### PROBLEM DESCRIPTION
Would you pull out every line of the material that contains the string "from"?

*****

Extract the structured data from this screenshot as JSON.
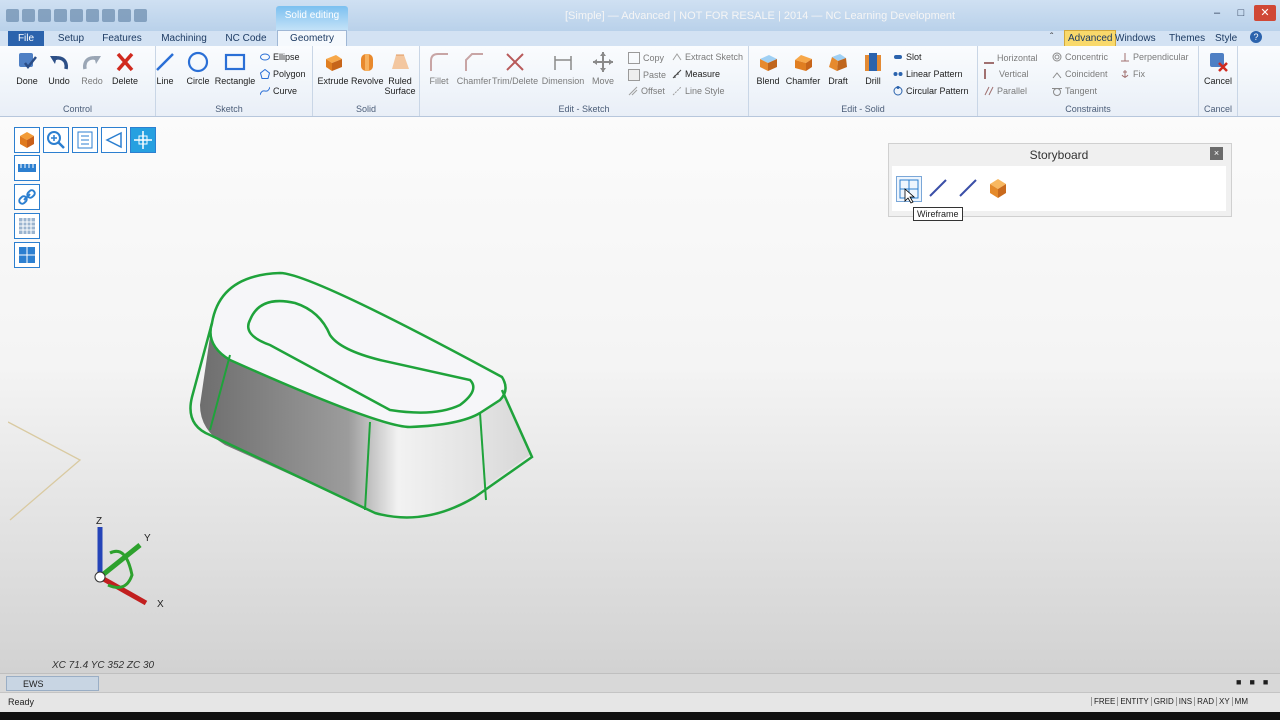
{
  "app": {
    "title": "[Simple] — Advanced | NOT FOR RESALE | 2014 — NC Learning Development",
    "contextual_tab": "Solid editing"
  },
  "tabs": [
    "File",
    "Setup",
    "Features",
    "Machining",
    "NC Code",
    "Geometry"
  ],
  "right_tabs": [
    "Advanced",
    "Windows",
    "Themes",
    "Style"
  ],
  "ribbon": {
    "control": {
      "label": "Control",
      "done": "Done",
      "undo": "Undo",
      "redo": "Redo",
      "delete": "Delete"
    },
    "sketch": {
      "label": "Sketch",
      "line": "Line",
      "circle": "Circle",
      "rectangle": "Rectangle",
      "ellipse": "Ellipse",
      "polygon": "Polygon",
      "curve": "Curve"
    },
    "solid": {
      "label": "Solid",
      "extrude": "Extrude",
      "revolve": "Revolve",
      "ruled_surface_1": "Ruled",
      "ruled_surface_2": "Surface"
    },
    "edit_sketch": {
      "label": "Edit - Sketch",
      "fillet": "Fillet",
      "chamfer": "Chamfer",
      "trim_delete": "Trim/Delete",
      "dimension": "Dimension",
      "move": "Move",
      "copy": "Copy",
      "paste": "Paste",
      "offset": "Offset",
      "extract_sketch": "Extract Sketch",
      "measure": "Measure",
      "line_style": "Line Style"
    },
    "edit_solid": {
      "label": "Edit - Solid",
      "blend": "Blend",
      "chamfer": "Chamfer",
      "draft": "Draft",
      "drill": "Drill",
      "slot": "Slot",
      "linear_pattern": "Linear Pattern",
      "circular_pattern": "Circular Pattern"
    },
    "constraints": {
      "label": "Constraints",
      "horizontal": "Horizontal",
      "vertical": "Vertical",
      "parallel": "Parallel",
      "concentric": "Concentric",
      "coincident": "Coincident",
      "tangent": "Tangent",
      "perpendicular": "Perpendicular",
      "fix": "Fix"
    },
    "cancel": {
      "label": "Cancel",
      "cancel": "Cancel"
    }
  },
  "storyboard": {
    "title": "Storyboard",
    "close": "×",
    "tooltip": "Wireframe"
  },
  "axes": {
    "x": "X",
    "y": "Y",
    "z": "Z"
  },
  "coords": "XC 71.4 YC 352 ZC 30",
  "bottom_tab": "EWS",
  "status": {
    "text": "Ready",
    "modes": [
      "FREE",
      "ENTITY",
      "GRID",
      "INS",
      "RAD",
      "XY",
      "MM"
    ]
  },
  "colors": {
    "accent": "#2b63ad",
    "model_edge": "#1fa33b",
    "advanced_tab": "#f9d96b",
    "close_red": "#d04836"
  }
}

*****

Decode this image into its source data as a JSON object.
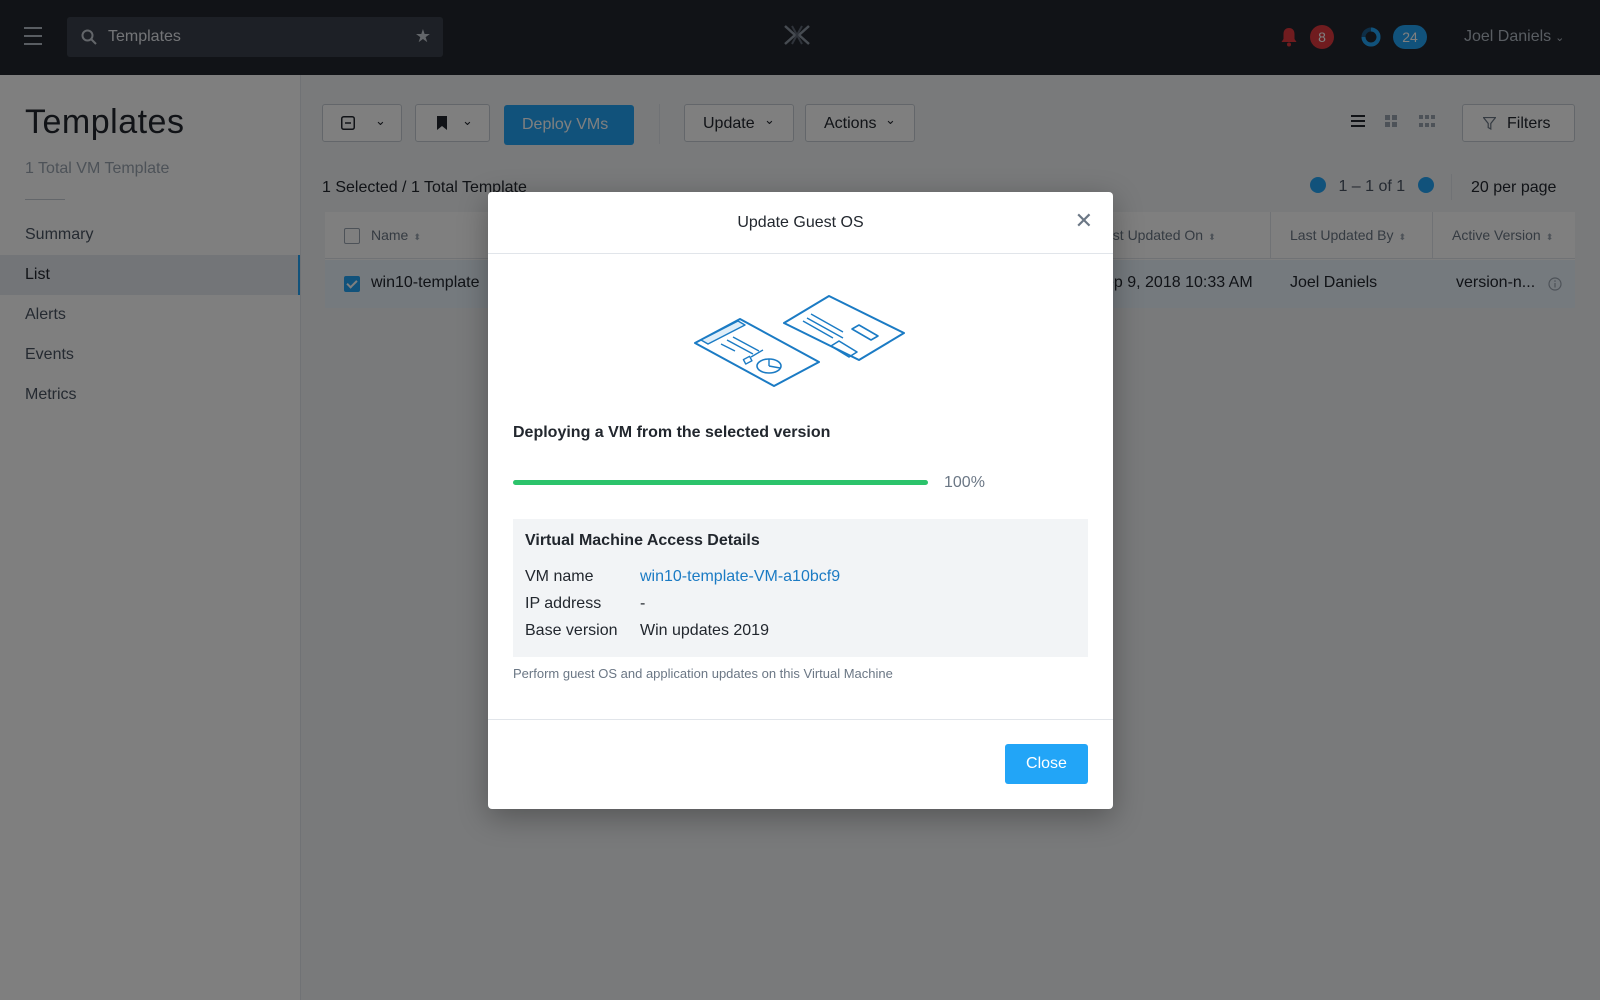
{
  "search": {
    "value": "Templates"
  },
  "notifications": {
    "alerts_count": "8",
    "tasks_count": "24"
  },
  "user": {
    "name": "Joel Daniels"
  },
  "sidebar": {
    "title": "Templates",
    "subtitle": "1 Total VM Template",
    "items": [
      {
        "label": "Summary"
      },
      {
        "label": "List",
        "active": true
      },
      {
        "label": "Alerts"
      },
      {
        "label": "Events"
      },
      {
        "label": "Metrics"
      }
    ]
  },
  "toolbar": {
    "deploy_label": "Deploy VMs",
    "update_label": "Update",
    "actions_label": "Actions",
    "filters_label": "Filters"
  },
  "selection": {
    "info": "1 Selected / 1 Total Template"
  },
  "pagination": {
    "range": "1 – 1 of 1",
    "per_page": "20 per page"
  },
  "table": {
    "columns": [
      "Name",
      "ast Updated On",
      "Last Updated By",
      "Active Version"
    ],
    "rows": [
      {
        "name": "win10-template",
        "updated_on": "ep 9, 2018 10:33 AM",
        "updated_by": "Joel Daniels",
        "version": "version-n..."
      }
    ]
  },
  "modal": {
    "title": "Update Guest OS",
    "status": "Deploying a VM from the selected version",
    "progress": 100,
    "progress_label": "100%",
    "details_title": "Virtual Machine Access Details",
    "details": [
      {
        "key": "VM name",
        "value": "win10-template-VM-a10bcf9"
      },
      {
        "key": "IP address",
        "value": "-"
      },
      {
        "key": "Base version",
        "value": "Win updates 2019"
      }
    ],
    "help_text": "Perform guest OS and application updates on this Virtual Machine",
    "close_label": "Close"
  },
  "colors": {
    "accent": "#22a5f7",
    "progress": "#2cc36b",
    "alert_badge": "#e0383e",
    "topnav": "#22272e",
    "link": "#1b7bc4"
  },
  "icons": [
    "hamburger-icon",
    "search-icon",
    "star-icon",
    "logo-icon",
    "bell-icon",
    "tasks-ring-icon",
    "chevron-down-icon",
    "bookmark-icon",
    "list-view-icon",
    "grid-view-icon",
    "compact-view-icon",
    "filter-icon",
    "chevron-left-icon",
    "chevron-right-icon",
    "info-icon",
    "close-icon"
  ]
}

*****

### CORRECT ANSWER
Extract the structured data from this screenshot as JSON.
    "status": "Deploying a VM from the selected version",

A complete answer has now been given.